┌─ MATERIAL TO PROCESS

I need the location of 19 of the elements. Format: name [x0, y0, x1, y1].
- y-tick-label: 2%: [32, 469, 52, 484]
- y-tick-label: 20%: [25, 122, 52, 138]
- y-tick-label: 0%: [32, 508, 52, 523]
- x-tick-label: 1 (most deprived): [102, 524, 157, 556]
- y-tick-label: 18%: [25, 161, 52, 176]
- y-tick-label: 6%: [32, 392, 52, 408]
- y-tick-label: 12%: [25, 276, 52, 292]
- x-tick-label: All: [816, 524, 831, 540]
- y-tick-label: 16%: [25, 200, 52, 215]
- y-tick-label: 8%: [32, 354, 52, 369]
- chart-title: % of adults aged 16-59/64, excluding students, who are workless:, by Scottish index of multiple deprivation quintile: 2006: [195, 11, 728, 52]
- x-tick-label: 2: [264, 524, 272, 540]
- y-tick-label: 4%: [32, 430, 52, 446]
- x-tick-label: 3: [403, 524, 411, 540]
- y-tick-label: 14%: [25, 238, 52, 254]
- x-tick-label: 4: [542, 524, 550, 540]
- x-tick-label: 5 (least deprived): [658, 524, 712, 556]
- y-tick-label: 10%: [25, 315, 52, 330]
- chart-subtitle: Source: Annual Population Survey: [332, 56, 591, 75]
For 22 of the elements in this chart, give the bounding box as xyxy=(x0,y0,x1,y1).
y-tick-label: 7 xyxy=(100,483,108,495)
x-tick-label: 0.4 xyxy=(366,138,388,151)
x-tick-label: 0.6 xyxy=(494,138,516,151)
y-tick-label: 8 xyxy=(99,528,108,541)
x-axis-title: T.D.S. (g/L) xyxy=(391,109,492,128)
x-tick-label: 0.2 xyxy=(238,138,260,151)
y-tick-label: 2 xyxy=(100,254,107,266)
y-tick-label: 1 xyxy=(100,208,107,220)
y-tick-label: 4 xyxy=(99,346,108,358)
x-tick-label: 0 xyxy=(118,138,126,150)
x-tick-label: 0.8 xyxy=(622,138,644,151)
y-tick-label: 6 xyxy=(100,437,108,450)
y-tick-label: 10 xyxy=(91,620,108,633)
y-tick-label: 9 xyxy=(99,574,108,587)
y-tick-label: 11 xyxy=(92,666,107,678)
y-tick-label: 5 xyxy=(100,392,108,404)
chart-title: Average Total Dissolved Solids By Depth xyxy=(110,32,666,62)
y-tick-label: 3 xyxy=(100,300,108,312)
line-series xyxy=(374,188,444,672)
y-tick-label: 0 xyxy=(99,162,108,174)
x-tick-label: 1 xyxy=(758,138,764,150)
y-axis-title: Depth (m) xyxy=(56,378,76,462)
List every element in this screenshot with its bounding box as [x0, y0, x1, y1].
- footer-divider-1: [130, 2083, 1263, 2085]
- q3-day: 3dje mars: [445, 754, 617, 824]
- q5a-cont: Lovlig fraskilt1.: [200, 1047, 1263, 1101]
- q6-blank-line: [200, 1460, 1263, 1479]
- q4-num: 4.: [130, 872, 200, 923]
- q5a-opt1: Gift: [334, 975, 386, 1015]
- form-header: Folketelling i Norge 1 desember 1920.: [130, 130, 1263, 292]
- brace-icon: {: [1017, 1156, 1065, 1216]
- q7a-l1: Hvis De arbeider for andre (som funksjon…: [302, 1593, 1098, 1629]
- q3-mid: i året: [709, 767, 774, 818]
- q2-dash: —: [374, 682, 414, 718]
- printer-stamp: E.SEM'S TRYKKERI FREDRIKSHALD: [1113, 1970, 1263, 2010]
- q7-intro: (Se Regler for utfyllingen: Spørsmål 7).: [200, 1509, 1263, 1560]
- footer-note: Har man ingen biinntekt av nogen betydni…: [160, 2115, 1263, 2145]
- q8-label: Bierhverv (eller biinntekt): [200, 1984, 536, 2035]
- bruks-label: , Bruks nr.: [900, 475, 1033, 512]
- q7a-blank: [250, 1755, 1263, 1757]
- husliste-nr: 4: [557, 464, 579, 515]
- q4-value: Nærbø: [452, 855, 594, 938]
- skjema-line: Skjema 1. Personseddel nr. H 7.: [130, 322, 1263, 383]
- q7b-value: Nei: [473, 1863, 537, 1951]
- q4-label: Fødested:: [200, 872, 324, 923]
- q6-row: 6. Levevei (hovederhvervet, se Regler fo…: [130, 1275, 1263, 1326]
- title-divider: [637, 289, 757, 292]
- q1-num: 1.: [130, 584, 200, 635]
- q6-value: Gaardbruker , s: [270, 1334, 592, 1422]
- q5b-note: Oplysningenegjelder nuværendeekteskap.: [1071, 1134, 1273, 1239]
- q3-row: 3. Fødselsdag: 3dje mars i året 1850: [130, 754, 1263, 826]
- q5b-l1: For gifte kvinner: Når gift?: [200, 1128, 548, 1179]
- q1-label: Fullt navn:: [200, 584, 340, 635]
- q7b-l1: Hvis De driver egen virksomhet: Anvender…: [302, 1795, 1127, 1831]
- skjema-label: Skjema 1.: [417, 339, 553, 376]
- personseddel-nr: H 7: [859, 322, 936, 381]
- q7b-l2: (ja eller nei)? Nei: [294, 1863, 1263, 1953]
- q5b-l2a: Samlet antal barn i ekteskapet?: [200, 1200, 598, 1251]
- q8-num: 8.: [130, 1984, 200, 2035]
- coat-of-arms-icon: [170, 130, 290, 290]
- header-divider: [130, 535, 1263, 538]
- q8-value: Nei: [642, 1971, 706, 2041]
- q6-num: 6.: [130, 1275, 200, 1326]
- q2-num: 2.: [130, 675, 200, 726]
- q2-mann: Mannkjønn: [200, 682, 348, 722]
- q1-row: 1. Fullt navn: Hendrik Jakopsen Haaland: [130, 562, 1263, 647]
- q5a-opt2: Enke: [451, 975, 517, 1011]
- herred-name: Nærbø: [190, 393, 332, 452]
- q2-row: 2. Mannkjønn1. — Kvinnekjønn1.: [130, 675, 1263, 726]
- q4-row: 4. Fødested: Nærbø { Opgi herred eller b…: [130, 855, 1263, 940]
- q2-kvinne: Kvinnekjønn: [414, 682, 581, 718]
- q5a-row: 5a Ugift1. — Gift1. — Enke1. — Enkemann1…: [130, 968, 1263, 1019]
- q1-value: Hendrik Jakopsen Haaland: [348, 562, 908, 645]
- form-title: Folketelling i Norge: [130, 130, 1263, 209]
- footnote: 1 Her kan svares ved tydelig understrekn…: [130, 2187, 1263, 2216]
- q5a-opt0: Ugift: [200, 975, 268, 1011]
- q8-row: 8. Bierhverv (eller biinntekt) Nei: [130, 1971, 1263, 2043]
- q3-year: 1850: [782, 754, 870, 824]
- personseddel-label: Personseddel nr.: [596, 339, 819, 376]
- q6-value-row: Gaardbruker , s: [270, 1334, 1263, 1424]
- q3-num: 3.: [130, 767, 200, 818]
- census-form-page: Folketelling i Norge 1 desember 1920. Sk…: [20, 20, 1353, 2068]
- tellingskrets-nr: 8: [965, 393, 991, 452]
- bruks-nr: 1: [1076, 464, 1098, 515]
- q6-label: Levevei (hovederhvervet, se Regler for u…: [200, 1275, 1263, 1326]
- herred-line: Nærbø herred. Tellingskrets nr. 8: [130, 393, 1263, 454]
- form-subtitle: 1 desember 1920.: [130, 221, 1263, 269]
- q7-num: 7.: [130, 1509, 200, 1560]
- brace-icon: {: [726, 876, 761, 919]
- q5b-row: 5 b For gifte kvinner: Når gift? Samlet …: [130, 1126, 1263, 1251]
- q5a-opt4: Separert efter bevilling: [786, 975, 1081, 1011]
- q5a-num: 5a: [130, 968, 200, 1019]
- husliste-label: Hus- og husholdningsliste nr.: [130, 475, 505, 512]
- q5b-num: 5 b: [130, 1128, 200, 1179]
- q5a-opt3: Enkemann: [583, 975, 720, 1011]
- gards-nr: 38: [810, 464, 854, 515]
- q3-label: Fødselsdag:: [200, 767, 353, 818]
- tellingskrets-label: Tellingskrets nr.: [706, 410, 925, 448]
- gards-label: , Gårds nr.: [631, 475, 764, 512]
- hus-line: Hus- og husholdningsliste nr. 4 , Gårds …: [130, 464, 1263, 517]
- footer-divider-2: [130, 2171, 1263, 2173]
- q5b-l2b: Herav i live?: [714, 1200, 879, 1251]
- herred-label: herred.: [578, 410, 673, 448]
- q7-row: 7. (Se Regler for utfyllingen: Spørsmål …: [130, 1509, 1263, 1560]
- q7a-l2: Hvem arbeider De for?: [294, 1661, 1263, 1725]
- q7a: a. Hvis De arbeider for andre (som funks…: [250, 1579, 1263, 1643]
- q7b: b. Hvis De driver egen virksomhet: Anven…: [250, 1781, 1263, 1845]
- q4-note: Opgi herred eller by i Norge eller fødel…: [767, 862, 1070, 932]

└─

**SET EXERCISE:** Reproduce the stretch of the records from the beginning through the line containing "- x-tick-label: All: [816, 524, 831, 540]", substituting "y-axis-label" for "y-tick-label" wherever it occurs and leaving everything else unchanged.

**FINAL ANSWER:**
I need the location of 19 of the elements. Format: name [x0, y0, x1, y1].
- y-axis-label: 2%: [32, 469, 52, 484]
- y-axis-label: 20%: [25, 122, 52, 138]
- y-axis-label: 0%: [32, 508, 52, 523]
- x-tick-label: 1 (most deprived): [102, 524, 157, 556]
- y-axis-label: 18%: [25, 161, 52, 176]
- y-axis-label: 6%: [32, 392, 52, 408]
- y-axis-label: 12%: [25, 276, 52, 292]
- x-tick-label: All: [816, 524, 831, 540]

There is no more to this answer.